WHAT THE TASK REQUIRES
Replace "Synthesizer" with "Oscillator" in the lines from the first one through the line with "- table-row: TERR DATA", keeping everything else the same, and give back only those lines.
============================================================
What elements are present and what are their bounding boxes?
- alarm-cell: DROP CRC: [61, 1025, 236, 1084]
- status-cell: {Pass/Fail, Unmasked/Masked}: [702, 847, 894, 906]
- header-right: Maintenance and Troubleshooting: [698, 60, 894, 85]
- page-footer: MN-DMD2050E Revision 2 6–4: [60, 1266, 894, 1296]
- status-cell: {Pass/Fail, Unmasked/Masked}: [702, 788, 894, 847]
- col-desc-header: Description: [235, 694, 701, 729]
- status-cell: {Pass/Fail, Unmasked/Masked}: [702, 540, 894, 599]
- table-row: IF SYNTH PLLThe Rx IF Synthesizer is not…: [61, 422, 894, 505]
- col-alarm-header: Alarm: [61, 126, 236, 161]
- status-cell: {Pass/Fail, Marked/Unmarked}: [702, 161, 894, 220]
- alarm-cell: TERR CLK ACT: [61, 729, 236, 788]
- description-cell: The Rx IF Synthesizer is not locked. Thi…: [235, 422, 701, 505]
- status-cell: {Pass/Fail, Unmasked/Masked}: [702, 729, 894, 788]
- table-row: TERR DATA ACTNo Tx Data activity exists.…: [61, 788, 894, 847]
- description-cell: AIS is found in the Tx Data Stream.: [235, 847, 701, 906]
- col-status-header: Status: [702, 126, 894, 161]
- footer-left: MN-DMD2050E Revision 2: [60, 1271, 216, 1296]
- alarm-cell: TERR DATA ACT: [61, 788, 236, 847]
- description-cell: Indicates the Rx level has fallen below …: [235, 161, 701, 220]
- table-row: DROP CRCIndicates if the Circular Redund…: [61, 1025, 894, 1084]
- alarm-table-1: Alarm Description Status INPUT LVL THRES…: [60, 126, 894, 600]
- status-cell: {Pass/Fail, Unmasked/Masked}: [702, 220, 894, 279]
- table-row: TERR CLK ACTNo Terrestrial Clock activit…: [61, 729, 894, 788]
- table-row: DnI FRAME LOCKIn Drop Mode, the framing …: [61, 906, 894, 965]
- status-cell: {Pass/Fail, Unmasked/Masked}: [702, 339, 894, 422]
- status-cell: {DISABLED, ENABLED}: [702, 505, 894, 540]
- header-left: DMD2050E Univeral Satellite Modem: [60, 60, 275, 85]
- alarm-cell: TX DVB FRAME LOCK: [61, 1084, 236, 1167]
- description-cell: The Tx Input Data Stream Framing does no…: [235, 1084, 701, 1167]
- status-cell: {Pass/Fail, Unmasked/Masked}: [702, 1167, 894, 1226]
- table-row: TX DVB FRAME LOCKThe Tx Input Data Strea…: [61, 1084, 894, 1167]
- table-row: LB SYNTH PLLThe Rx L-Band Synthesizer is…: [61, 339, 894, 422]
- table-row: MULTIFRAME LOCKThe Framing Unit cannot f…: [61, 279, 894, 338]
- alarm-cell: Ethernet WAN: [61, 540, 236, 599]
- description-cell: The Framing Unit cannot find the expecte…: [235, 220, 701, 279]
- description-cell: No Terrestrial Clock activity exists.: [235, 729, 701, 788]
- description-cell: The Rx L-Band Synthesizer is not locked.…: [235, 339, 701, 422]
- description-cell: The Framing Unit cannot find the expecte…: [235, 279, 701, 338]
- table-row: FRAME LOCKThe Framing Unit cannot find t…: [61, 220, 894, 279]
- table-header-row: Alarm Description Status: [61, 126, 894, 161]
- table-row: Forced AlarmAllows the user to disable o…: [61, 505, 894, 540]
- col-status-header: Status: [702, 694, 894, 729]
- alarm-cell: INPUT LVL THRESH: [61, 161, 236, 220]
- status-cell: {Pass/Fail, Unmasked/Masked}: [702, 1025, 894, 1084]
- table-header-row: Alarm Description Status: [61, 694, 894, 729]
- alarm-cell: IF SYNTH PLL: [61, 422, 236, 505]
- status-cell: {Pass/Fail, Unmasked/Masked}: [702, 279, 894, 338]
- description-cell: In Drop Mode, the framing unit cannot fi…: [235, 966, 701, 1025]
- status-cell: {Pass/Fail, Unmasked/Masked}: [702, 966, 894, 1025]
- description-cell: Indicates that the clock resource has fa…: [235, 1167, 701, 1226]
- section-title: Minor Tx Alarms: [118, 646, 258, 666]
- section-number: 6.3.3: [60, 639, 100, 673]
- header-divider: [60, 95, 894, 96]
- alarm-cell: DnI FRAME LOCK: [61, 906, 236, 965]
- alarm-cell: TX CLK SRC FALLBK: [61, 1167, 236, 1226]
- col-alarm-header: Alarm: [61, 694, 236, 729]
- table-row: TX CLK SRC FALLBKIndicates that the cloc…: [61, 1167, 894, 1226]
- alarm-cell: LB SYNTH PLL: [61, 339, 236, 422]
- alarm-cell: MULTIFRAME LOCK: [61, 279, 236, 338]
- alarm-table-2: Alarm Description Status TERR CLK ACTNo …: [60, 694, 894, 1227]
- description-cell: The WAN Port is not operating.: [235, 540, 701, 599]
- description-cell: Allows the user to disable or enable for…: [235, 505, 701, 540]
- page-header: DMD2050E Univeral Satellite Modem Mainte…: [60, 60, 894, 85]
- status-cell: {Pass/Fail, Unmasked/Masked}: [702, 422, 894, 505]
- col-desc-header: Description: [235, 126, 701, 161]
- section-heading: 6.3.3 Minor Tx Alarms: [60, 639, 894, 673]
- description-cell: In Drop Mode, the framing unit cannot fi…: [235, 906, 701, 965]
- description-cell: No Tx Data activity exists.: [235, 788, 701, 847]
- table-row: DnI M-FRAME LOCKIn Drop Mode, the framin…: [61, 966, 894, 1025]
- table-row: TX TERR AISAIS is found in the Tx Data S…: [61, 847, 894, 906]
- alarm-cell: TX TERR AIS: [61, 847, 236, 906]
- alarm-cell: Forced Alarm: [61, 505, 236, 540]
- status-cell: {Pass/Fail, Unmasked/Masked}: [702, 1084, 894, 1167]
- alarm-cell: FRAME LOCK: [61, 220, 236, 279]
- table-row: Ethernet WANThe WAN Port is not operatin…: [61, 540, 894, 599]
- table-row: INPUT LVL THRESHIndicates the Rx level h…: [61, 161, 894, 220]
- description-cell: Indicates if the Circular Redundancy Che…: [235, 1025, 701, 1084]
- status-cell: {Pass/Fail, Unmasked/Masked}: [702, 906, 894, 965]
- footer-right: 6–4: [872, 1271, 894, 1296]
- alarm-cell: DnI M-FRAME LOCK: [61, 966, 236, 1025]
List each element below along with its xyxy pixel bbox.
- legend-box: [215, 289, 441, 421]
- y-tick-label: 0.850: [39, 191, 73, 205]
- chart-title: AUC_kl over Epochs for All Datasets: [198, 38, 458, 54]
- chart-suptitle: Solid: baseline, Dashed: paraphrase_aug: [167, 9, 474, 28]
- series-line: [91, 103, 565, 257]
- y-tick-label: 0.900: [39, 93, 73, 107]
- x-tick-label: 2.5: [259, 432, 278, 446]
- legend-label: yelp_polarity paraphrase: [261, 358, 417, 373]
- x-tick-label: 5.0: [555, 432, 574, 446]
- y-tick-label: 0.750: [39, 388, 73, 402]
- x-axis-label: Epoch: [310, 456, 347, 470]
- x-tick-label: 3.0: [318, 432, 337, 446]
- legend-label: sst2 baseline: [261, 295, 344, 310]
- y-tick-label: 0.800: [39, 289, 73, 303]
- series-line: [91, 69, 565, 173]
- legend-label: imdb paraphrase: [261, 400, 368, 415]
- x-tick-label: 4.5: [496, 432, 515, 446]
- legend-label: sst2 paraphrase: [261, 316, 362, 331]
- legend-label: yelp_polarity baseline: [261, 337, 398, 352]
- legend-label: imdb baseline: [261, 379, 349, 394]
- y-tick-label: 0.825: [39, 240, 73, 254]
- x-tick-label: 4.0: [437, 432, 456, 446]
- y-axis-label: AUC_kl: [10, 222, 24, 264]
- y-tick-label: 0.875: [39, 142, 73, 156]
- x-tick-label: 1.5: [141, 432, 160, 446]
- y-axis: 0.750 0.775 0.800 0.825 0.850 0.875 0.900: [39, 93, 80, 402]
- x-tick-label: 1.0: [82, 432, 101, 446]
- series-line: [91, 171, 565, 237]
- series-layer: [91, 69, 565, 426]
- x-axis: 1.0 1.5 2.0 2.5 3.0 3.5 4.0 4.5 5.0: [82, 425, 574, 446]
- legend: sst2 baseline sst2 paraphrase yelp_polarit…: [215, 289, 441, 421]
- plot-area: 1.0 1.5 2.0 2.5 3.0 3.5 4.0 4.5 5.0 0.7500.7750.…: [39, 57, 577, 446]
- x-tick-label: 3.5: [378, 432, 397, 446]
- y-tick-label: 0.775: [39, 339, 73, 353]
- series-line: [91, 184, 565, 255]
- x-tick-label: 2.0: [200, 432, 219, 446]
============================================================
FINISHED TASK
What elements are present and what are their bounding boxes?
- alarm-cell: DROP CRC: [61, 1025, 236, 1084]
- status-cell: {Pass/Fail, Unmasked/Masked}: [702, 847, 894, 906]
- header-right: Maintenance and Troubleshooting: [698, 60, 894, 85]
- page-footer: MN-DMD2050E Revision 2 6–4: [60, 1266, 894, 1296]
- status-cell: {Pass/Fail, Unmasked/Masked}: [702, 788, 894, 847]
- col-desc-header: Description: [235, 694, 701, 729]
- status-cell: {Pass/Fail, Unmasked/Masked}: [702, 540, 894, 599]
- table-row: IF SYNTH PLLThe Rx IF Oscillator is not…: [61, 422, 894, 505]
- col-alarm-header: Alarm: [61, 126, 236, 161]
- status-cell: {Pass/Fail, Marked/Unmarked}: [702, 161, 894, 220]
- alarm-cell: TERR CLK ACT: [61, 729, 236, 788]
- description-cell: The Rx IF Oscillator is not locked. Thi…: [235, 422, 701, 505]
- status-cell: {Pass/Fail, Unmasked/Masked}: [702, 729, 894, 788]
- table-row: TERR DATA ACTNo Tx Data activity exists.…: [61, 788, 894, 847]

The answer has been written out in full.